**Set task**
Copy every line of the following material word for word, keeping each character and the order unchanged.

**Recorded information**
------------------------------------------------------------------------

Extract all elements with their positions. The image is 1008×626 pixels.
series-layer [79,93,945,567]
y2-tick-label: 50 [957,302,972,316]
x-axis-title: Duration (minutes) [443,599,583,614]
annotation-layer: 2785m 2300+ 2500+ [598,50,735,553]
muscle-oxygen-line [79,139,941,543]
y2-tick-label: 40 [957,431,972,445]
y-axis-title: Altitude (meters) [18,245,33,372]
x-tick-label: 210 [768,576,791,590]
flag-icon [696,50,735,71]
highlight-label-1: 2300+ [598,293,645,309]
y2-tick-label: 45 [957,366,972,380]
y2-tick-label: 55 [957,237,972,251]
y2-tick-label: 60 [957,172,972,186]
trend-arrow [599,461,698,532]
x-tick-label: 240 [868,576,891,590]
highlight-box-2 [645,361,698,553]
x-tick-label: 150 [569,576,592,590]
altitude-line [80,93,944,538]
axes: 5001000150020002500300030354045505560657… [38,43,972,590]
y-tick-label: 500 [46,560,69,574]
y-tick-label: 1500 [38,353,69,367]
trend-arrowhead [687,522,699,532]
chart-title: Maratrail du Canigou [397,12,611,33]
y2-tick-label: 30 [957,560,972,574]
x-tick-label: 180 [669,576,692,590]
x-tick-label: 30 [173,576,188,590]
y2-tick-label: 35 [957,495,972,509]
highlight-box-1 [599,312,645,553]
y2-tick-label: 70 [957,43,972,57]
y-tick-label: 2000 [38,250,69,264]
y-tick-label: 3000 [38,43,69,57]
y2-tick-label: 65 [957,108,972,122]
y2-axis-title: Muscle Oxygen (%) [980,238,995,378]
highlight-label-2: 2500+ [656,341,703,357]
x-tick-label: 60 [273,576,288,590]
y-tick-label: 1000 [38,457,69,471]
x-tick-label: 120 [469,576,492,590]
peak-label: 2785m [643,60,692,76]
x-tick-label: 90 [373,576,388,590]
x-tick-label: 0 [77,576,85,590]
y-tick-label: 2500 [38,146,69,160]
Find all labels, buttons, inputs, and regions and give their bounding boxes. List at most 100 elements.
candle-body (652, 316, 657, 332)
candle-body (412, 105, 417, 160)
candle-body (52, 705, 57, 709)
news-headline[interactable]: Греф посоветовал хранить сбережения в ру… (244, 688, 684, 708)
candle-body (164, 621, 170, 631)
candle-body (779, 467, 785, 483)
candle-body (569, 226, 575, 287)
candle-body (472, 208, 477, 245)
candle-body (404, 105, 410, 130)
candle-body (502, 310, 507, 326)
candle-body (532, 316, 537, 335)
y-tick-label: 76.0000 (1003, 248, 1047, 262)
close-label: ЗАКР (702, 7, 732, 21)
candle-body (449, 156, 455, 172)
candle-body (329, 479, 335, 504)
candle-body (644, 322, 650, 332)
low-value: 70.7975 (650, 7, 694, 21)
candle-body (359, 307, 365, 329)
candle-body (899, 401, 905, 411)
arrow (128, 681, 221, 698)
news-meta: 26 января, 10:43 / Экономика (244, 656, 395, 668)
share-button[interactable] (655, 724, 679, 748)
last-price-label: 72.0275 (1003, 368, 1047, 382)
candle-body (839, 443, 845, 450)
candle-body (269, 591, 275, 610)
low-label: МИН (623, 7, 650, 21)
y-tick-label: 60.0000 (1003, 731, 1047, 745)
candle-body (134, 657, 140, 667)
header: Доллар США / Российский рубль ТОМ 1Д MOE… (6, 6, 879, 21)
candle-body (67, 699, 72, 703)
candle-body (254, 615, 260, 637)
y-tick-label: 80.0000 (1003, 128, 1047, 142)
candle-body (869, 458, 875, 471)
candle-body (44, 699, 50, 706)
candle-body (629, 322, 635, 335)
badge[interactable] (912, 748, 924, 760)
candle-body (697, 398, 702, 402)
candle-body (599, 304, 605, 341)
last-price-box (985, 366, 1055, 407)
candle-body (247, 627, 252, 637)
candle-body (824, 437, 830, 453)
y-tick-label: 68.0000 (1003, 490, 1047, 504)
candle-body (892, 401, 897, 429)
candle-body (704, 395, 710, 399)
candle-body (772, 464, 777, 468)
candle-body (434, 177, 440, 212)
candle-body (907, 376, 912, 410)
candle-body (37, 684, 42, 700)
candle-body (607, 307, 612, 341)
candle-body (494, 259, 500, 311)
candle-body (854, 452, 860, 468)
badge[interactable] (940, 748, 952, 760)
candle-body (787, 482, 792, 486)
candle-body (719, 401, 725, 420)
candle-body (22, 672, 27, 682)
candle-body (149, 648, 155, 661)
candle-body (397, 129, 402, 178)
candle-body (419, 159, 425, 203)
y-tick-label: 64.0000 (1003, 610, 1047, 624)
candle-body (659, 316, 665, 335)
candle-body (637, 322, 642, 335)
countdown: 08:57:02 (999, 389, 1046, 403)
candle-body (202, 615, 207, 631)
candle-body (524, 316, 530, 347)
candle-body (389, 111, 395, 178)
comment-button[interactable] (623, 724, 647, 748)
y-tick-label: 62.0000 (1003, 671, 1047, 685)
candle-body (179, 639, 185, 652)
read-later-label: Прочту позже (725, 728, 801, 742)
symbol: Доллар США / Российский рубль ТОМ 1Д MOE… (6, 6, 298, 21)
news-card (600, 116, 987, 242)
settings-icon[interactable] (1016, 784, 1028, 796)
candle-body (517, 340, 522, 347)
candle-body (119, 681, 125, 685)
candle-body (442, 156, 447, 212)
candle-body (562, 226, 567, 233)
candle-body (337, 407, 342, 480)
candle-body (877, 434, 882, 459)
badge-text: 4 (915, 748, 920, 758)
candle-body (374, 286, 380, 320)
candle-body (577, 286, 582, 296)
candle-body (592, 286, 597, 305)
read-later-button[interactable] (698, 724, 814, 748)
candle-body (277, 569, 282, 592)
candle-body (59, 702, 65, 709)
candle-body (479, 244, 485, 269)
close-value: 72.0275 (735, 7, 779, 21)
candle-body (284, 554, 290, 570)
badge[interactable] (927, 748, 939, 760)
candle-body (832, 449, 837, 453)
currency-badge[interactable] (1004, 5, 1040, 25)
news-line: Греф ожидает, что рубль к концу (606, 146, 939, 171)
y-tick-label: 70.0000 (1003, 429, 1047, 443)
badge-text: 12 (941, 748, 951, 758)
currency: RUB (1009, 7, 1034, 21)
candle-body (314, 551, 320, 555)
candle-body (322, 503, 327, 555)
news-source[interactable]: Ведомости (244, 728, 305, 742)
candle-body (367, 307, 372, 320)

------------------------------------------------------------------------

**Solution for this task**
Extract all elements with their positions. The image is 1008×626 pixels.
series-layer [79,93,945,567]
y2-tick-label: 50 [957,302,972,316]
x-axis-title: Duration (minutes) [443,599,583,614]
annotation-layer: 2785m 2300+ 2500+ [598,50,735,553]
muscle-oxygen-line [79,139,941,543]
y2-tick-label: 40 [957,431,972,445]
y-axis-title: Altitude (meters) [18,245,33,372]
x-tick-label: 210 [768,576,791,590]
flag-icon [696,50,735,71]
highlight-label-1: 2300+ [598,293,645,309]
y2-tick-label: 45 [957,366,972,380]
y2-tick-label: 55 [957,237,972,251]
y2-tick-label: 60 [957,172,972,186]
trend-arrow [599,461,698,532]
x-tick-label: 240 [868,576,891,590]
highlight-box-2 [645,361,698,553]
x-tick-label: 150 [569,576,592,590]
altitude-line [80,93,944,538]
axes: 5001000150020002500300030354045505560657… [38,43,972,590]
y-tick-label: 500 [46,560,69,574]
y-tick-label: 1500 [38,353,69,367]
trend-arrowhead [687,522,699,532]
chart-title: Maratrail du Canigou [397,12,611,33]
y2-tick-label: 30 [957,560,972,574]
x-tick-label: 180 [669,576,692,590]
x-tick-label: 30 [173,576,188,590]
y2-tick-label: 35 [957,495,972,509]
highlight-box-1 [599,312,645,553]
y2-tick-label: 70 [957,43,972,57]
y-tick-label: 2000 [38,250,69,264]
y-tick-label: 3000 [38,43,69,57]
y2-tick-label: 65 [957,108,972,122]
y2-axis-title: Muscle Oxygen (%) [980,238,995,378]
highlight-label-2: 2500+ [656,341,703,357]
x-tick-label: 60 [273,576,288,590]
y-tick-label: 1000 [38,457,69,471]
x-tick-label: 120 [469,576,492,590]
peak-label: 2785m [643,60,692,76]
x-tick-label: 90 [373,576,388,590]
x-tick-label: 0 [77,576,85,590]
y-tick-label: 2500 [38,146,69,160]
Find all labels, buttons, inputs, and regions and give their bounding boxes. List at most 100 elements.
candle-body (652, 316, 657, 332)
candle-body (412, 105, 417, 160)
candle-body (52, 705, 57, 709)
news-headline[interactable]: Греф посоветовал хранить сбережения в ру… (244, 688, 684, 708)
candle-body (164, 621, 170, 631)
candle-body (779, 467, 785, 483)
candle-body (569, 226, 575, 287)
candle-body (472, 208, 477, 245)
candle-body (404, 105, 410, 130)
candle-body (502, 310, 507, 326)
candle-body (532, 316, 537, 335)
y-tick-label: 76.0000 (1003, 248, 1047, 262)
close-label: ЗАКР (702, 7, 732, 21)
candle-body (449, 156, 455, 172)
candle-body (329, 479, 335, 504)
candle-body (644, 322, 650, 332)
low-value: 70.7975 (650, 7, 694, 21)
candle-body (359, 307, 365, 329)
candle-body (899, 401, 905, 411)
arrow (128, 681, 221, 698)
news-meta: 26 января, 10:43 / Экономика (244, 656, 395, 668)
share-button[interactable] (655, 724, 679, 748)
last-price-label: 72.0275 (1003, 368, 1047, 382)
candle-body (839, 443, 845, 450)
candle-body (269, 591, 275, 610)
low-label: МИН (623, 7, 650, 21)
y-tick-label: 60.0000 (1003, 731, 1047, 745)
candle-body (134, 657, 140, 667)
header: Доллар США / Российский рубль ТОМ 1Д MOE… (6, 6, 879, 21)
candle-body (67, 699, 72, 703)
candle-body (254, 615, 260, 637)
y-tick-label: 80.0000 (1003, 128, 1047, 142)
candle-body (869, 458, 875, 471)
candle-body (44, 699, 50, 706)
candle-body (629, 322, 635, 335)
badge[interactable] (912, 748, 924, 760)
candle-body (697, 398, 702, 402)
candle-body (599, 304, 605, 341)
last-price-box (985, 366, 1055, 407)
candle-body (247, 627, 252, 637)
candle-body (824, 437, 830, 453)
y-tick-label: 68.0000 (1003, 490, 1047, 504)
candle-body (892, 401, 897, 429)
candle-body (704, 395, 710, 399)
candle-body (772, 464, 777, 468)
candle-body (434, 177, 440, 212)
candle-body (907, 376, 912, 410)
candle-body (37, 684, 42, 700)
candle-body (607, 307, 612, 341)
candle-body (494, 259, 500, 311)
candle-body (854, 452, 860, 468)
badge[interactable] (940, 748, 952, 760)
candle-body (787, 482, 792, 486)
candle-body (719, 401, 725, 420)
candle-body (22, 672, 27, 682)
candle-body (149, 648, 155, 661)
candle-body (397, 129, 402, 178)
candle-body (419, 159, 425, 203)
y-tick-label: 64.0000 (1003, 610, 1047, 624)
candle-body (659, 316, 665, 335)
candle-body (637, 322, 642, 335)
countdown: 08:57:02 (999, 389, 1046, 403)
candle-body (202, 615, 207, 631)
candle-body (524, 316, 530, 347)
candle-body (389, 111, 395, 178)
comment-button[interactable] (623, 724, 647, 748)
y-tick-label: 62.0000 (1003, 671, 1047, 685)
candle-body (179, 639, 185, 652)
read-later-label: Прочту позже (725, 728, 801, 742)
symbol: Доллар США / Российский рубль ТОМ 1Д MOE… (6, 6, 298, 21)
news-card (600, 116, 987, 242)
settings-icon[interactable] (1016, 784, 1028, 796)
candle-body (517, 340, 522, 347)
candle-body (119, 681, 125, 685)
candle-body (442, 156, 447, 212)
candle-body (562, 226, 567, 233)
candle-body (337, 407, 342, 480)
candle-body (877, 434, 882, 459)
badge-text: 4 (915, 748, 920, 758)
candle-body (374, 286, 380, 320)
candle-body (577, 286, 582, 296)
candle-body (592, 286, 597, 305)
read-later-button[interactable] (698, 724, 814, 748)
candle-body (277, 569, 282, 592)
candle-body (59, 702, 65, 709)
candle-body (479, 244, 485, 269)
close-value: 72.0275 (735, 7, 779, 21)
candle-body (284, 554, 290, 570)
badge[interactable] (927, 748, 939, 760)
candle-body (832, 449, 837, 453)
currency-badge[interactable] (1004, 5, 1040, 25)
news-line: Греф ожидает, что рубль к концу (606, 146, 939, 171)
y-tick-label: 70.0000 (1003, 429, 1047, 443)
badge-text: 12 (941, 748, 951, 758)
currency: RUB (1009, 7, 1034, 21)
candle-body (314, 551, 320, 555)
candle-body (322, 503, 327, 555)
news-source[interactable]: Ведомости (244, 728, 305, 742)
candle-body (367, 307, 372, 320)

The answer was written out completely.